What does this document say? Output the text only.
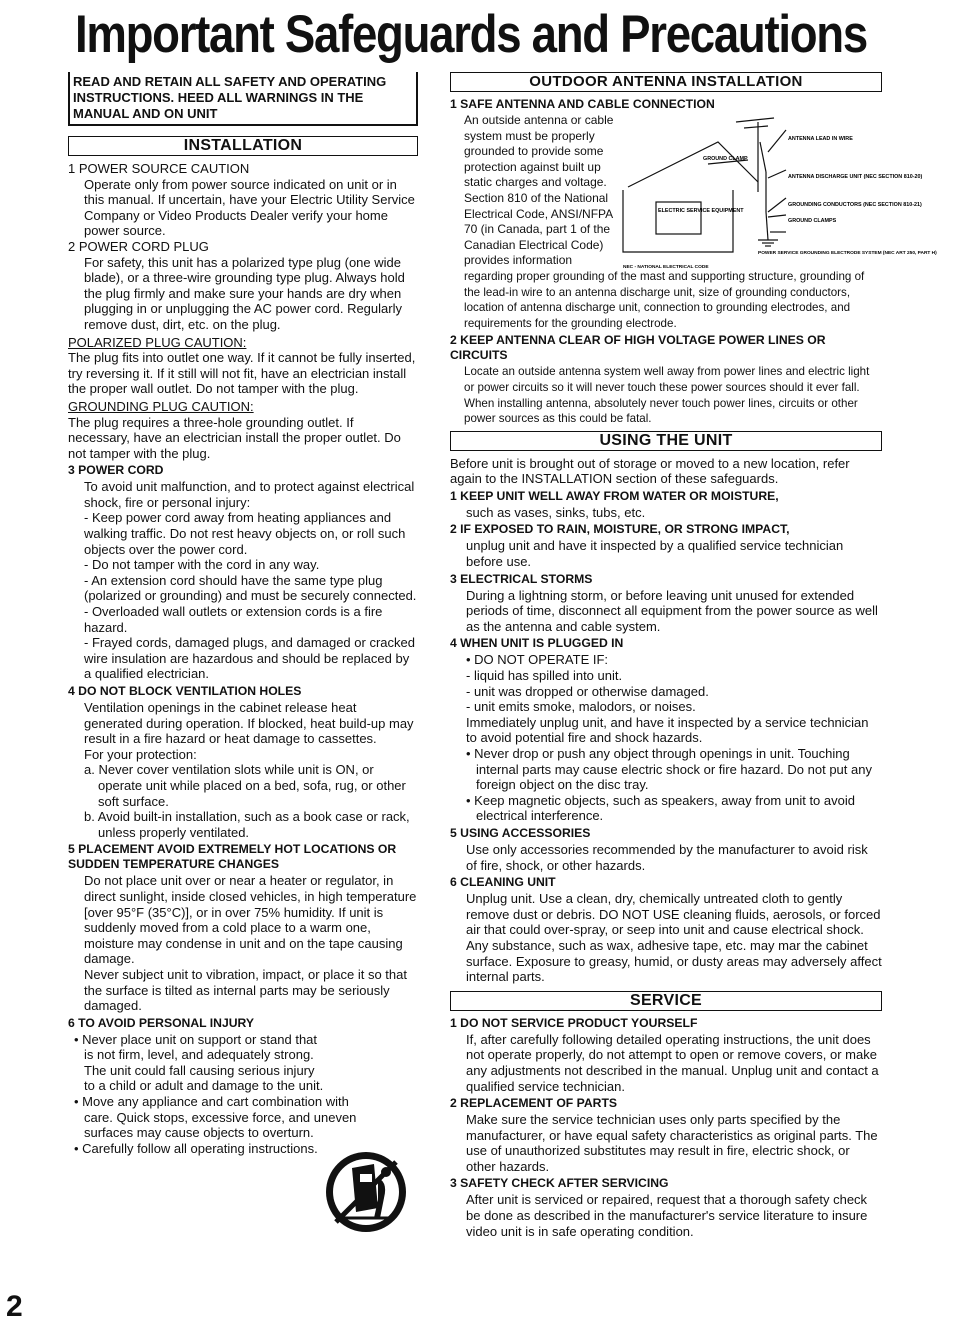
Important Safeguards and Precautions
READ AND RETAIN ALL SAFETY AND OPERATING INSTRUCTIONS. HEED ALL WARNINGS IN THE MANUAL AND ON UNIT
INSTALLATION

1 POWER SOURCE CAUTION

Operate only from power source indicated on unit or in this manual. If uncertain, have your Electric Utility Service Company or Video Products Dealer verify your home power source.

2 POWER CORD PLUG

For safety, this unit has a polarized type plug (one wide blade), or a three-wire grounding type plug. Always hold the plug firmly and make sure your hands are dry when plugging in or unplugging the AC power cord. Regularly remove dust, dirt, etc. on the plug.

POLARIZED PLUG CAUTION:

The plug fits into outlet one way. If it cannot be fully inserted, try reversing it. If it still will not fit, have an electrician install the proper wall outlet. Do not tamper with the plug.

GROUNDING PLUG CAUTION:

The plug requires a three-hole grounding outlet. If necessary, have an electrician install the proper outlet. Do not tamper with the plug.

3 POWER CORD

To avoid unit malfunction, and to protect against electrical shock, fire or personal injury:

- Keep power cord away from heating appliances and walking traffic. Do not rest heavy objects on, or roll such objects over the power cord.

- Do not tamper with the cord in any way.

- An extension cord should have the same type plug (polarized or grounding) and must be securely connected.

- Overloaded wall outlets or extension cords is a fire hazard.

- Frayed cords, damaged plugs, and damaged or cracked wire insulation are hazardous and should be replaced by a qualified electrician.

4 DO NOT BLOCK VENTILATION HOLES

Ventilation openings in the cabinet release heat generated during operation. If blocked, heat build-up may result in a fire hazard or heat damage to cassettes.

For your protection:

a. Never cover ventilation slots while unit is ON, or operate unit while placed on a bed, sofa, rug, or other soft surface.

b. Avoid built-in installation, such as a book case or rack, unless properly ventilated.

5 PLACEMENT AVOID EXTREMELY HOT LOCATIONS OR SUDDEN TEMPERATURE CHANGES

Do not place unit over or near a heater or regulator, in direct sunlight, inside closed vehicles, in high temperature [over 95°F (35°C)], or in over 75% humidity. If unit is suddenly moved from a cold place to a warm one, moisture may condense in unit and on the tape causing damage.

Never subject unit to vibration, impact, or place it so that the surface is tilted as internal parts may be seriously damaged.

6 TO AVOID PERSONAL INJURY

• Never place unit on support or stand that is not firm, level, and adequately strong. The unit could fall causing serious injury to a child or adult and damage to the unit.

• Move any appliance and cart combination with care. Quick stops, excessive force, and uneven surfaces may cause objects to overturn.

• Carefully follow all operating instructions.

OUTDOOR ANTENNA INSTALLATION

1 SAFE ANTENNA AND CABLE CONNECTION

An outside antenna or cable system must be properly grounded to provide some protection against built up static charges and voltage. Section 810 of the National Electrical Code, ANSI/NFPA 70 (in Canada, part 1 of the Canadian Electrical Code) provides information

regarding proper grounding of the mast and supporting structure, grounding of the lead-in wire to an antenna discharge unit, size of grounding conductors, location of antenna discharge unit, connection to grounding electrodes, and requirements for the grounding electrode.

2 KEEP ANTENNA CLEAR OF HIGH VOLTAGE POWER LINES OR CIRCUITS

Locate an outside antenna system well away from power lines and electric light or power circuits so it will never touch these power sources should it ever fall. When installing antenna, absolutely never touch power lines, circuits or other power sources as this could be fatal.

USING THE UNIT

Before unit is brought out of storage or moved to a new location, refer again to the INSTALLATION section of these safeguards.

1 KEEP UNIT WELL AWAY FROM WATER OR MOISTURE,

such as vases, sinks, tubs, etc.

2 IF EXPOSED TO RAIN, MOISTURE, OR STRONG IMPACT,

unplug unit and have it inspected by a qualified service technician before use.

3 ELECTRICAL STORMS

During a lightning storm, or before leaving unit unused for extended periods of time, disconnect all equipment from the power source as well as the antenna and cable system.

4 WHEN UNIT IS PLUGGED IN

• DO NOT OPERATE IF:

- liquid has spilled into unit.

- unit was dropped or otherwise damaged.

- unit emits smoke, malodors, or noises.

Immediately unplug unit, and have it inspected by a service technician to avoid potential fire and shock hazards.

• Never drop or push any object through openings in unit. Touching internal parts may cause electric shock or fire hazard. Do not put any foreign object on the disc tray.

• Keep magnetic objects, such as speakers, away from unit to avoid electrical interference.

5 USING ACCESSORIES

Use only accessories recommended by the manufacturer to avoid risk of fire, shock, or other hazards.

6 CLEANING UNIT

Unplug unit. Use a clean, dry, chemically untreated cloth to gently remove dust or debris. DO NOT USE cleaning fluids, aerosols, or forced air that could over-spray, or seep into unit and cause electrical shock. Any substance, such as wax, adhesive tape, etc. may mar the cabinet surface. Exposure to greasy, humid, or dusty areas may adversely affect internal parts.

SERVICE

1 DO NOT SERVICE PRODUCT YOURSELF

If, after carefully following detailed operating instructions, the unit does not operate properly, do not attempt to open or remove covers, or make any adjustments not described in the manual. Unplug unit and contact a qualified service technician.

2 REPLACEMENT OF PARTS

Make sure the service technician uses only parts specified by the manufacturer, or have equal safety characteristics as original parts. The use of unauthorized substitutes may result in fire, electric shock, or other hazards.

3 SAFETY CHECK AFTER SERVICING

After unit is serviced or repaired, request that a thorough safety check be done as described in the manufacturer's service literature to insure video unit is in safe operating condition.

ANTENNA LEAD IN WIRE
GROUND CLAMP
ELECTRIC SERVICE EQUIPMENT
ANTENNA DISCHARGE UNIT (NEC SECTION 810-20)
GROUNDING CONDUCTORS (NEC SECTION 810-21)
GROUND CLAMPS
POWER SERVICE GROUNDING ELECTRODE SYSTEM (NEC ART 250, PART H)
NEC - NATIONAL ELECTRICAL CODE
2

- _EXERCISE DETAILS_: Retype the whole listing, keeping every line identical and omitting all pictures.

- _FINAL RESULT_:
What does this document say? Output the text only.
Important Safeguards and Precautions
READ AND RETAIN ALL SAFETY AND OPERATING INSTRUCTIONS. HEED ALL WARNINGS IN THE MANUAL AND ON UNIT
INSTALLATION

1 POWER SOURCE CAUTION

Operate only from power source indicated on unit or in this manual. If uncertain, have your Electric Utility Service Company or Video Products Dealer verify your home power source.

2 POWER CORD PLUG

For safety, this unit has a polarized type plug (one wide blade), or a three-wire grounding type plug. Always hold the plug firmly and make sure your hands are dry when plugging in or unplugging the AC power cord. Regularly remove dust, dirt, etc. on the plug.

POLARIZED PLUG CAUTION:

The plug fits into outlet one way. If it cannot be fully inserted, try reversing it. If it still will not fit, have an electrician install the proper wall outlet. Do not tamper with the plug.

GROUNDING PLUG CAUTION:

The plug requires a three-hole grounding outlet. If necessary, have an electrician install the proper outlet. Do not tamper with the plug.

3 POWER CORD

To avoid unit malfunction, and to protect against electrical shock, fire or personal injury:

- Keep power cord away from heating appliances and walking traffic. Do not rest heavy objects on, or roll such objects over the power cord.

- Do not tamper with the cord in any way.

- An extension cord should have the same type plug (polarized or grounding) and must be securely connected.

- Overloaded wall outlets or extension cords is a fire hazard.

- Frayed cords, damaged plugs, and damaged or cracked wire insulation are hazardous and should be replaced by a qualified electrician.

4 DO NOT BLOCK VENTILATION HOLES

Ventilation openings in the cabinet release heat generated during operation. If blocked, heat build-up may result in a fire hazard or heat damage to cassettes.

For your protection:

a. Never cover ventilation slots while unit is ON, or operate unit while placed on a bed, sofa, rug, or other soft surface.

b. Avoid built-in installation, such as a book case or rack, unless properly ventilated.

5 PLACEMENT AVOID EXTREMELY HOT LOCATIONS OR SUDDEN TEMPERATURE CHANGES

Do not place unit over or near a heater or regulator, in direct sunlight, inside closed vehicles, in high temperature [over 95°F (35°C)], or in over 75% humidity. If unit is suddenly moved from a cold place to a warm one, moisture may condense in unit and on the tape causing damage.

Never subject unit to vibration, impact, or place it so that the surface is tilted as internal parts may be seriously damaged.

6 TO AVOID PERSONAL INJURY

• Never place unit on support or stand that is not firm, level, and adequately strong. The unit could fall causing serious injury to a child or adult and damage to the unit.

• Move any appliance and cart combination with care. Quick stops, excessive force, and uneven surfaces may cause objects to overturn.

• Carefully follow all operating instructions.

OUTDOOR ANTENNA INSTALLATION

1 SAFE ANTENNA AND CABLE CONNECTION

An outside antenna or cable system must be properly grounded to provide some protection against built up static charges and voltage. Section 810 of the National Electrical Code, ANSI/NFPA 70 (in Canada, part 1 of the Canadian Electrical Code) provides information

regarding proper grounding of the mast and supporting structure, grounding of the lead-in wire to an antenna discharge unit, size of grounding conductors, location of antenna discharge unit, connection to grounding electrodes, and requirements for the grounding electrode.

2 KEEP ANTENNA CLEAR OF HIGH VOLTAGE POWER LINES OR CIRCUITS

Locate an outside antenna system well away from power lines and electric light or power circuits so it will never touch these power sources should it ever fall. When installing antenna, absolutely never touch power lines, circuits or other power sources as this could be fatal.

USING THE UNIT

Before unit is brought out of storage or moved to a new location, refer again to the INSTALLATION section of these safeguards.

1 KEEP UNIT WELL AWAY FROM WATER OR MOISTURE,

such as vases, sinks, tubs, etc.

2 IF EXPOSED TO RAIN, MOISTURE, OR STRONG IMPACT,

unplug unit and have it inspected by a qualified service technician before use.

3 ELECTRICAL STORMS

During a lightning storm, or before leaving unit unused for extended periods of time, disconnect all equipment from the power source as well as the antenna and cable system.

4 WHEN UNIT IS PLUGGED IN

• DO NOT OPERATE IF:

- liquid has spilled into unit.

- unit was dropped or otherwise damaged.

- unit emits smoke, malodors, or noises.

Immediately unplug unit, and have it inspected by a service technician to avoid potential fire and shock hazards.

• Never drop or push any object through openings in unit. Touching internal parts may cause electric shock or fire hazard. Do not put any foreign object on the disc tray.

• Keep magnetic objects, such as speakers, away from unit to avoid electrical interference.

5 USING ACCESSORIES

Use only accessories recommended by the manufacturer to avoid risk of fire, shock, or other hazards.

6 CLEANING UNIT

Unplug unit. Use a clean, dry, chemically untreated cloth to gently remove dust or debris. DO NOT USE cleaning fluids, aerosols, or forced air that could over-spray, or seep into unit and cause electrical shock. Any substance, such as wax, adhesive tape, etc. may mar the cabinet surface. Exposure to greasy, humid, or dusty areas may adversely affect internal parts.

SERVICE

1 DO NOT SERVICE PRODUCT YOURSELF

If, after carefully following detailed operating instructions, the unit does not operate properly, do not attempt to open or remove covers, or make any adjustments not described in the manual. Unplug unit and contact a qualified service technician.

2 REPLACEMENT OF PARTS

Make sure the service technician uses only parts specified by the manufacturer, or have equal safety characteristics as original parts. The use of unauthorized substitutes may result in fire, electric shock, or other hazards.

3 SAFETY CHECK AFTER SERVICING

After unit is serviced or repaired, request that a thorough safety check be done as described in the manufacturer's service literature to insure video unit is in safe operating condition.

ANTENNA LEAD IN WIRE
GROUND CLAMP
ELECTRIC SERVICE EQUIPMENT
ANTENNA DISCHARGE UNIT (NEC SECTION 810-20)
GROUNDING CONDUCTORS (NEC SECTION 810-21)
GROUND CLAMPS
POWER SERVICE GROUNDING ELECTRODE SYSTEM (NEC ART 250, PART H)
NEC - NATIONAL ELECTRICAL CODE
2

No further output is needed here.